* Stated problem: Look through the lines below and extract any with the word "Volaille".

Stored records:
◆ ◆ ◆ ◆ ◆ ◆ ◆

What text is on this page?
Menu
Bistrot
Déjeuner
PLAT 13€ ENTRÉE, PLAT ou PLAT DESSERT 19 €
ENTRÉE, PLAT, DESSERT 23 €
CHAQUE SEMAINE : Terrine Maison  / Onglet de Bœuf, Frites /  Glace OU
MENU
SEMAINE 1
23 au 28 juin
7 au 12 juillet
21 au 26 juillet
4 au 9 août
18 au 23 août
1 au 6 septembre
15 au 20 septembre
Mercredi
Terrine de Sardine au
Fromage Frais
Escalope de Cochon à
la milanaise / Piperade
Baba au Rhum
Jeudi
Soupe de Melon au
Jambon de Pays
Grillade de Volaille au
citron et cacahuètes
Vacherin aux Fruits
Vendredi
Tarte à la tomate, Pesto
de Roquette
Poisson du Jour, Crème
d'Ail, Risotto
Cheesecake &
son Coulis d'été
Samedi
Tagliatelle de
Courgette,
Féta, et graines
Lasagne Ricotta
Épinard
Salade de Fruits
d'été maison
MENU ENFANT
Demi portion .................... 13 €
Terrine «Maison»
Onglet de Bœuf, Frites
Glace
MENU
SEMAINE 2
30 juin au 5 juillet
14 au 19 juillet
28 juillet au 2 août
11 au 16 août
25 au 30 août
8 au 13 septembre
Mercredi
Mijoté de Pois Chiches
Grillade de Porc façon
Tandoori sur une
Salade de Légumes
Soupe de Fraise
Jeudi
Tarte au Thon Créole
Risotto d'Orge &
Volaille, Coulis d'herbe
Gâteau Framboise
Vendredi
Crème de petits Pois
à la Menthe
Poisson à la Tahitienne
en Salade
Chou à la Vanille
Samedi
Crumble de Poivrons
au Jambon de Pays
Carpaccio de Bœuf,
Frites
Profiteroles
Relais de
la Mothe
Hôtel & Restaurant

◆ ◆ ◆ ◆ ◆ ◆ ◆

* Written response:
Grillade de Volaille au
Volaille, Coulis d'herbe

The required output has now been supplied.